+++ STORED RECORDS

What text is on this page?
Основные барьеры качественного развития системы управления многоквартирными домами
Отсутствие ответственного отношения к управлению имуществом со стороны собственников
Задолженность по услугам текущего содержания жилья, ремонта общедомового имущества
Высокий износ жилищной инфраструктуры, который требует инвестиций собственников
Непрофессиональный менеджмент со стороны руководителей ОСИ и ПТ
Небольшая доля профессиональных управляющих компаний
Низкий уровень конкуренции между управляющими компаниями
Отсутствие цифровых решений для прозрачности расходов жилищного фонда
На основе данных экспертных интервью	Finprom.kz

++++++

WORK INSTRUCTIONS.
Exactly as they are written, print the entries again.

WRITTEN REPLY.
What text is on this page?
Основные барьеры качественного развития системы управления многоквартирными домами
Отсутствие ответственного отношения к управлению имуществом со стороны собственников
Задолженность по услугам текущего содержания жилья, ремонта общедомового имущества
Высокий износ жилищной инфраструктуры, который требует инвестиций собственников
Непрофессиональный менеджмент со стороны руководителей ОСИ и ПТ
Небольшая доля профессиональных управляющих компаний
Низкий уровень конкуренции между управляющими компаниями
Отсутствие цифровых решений для прозрачности расходов жилищного фонда
На основе данных экспертных интервью	Finprom.kz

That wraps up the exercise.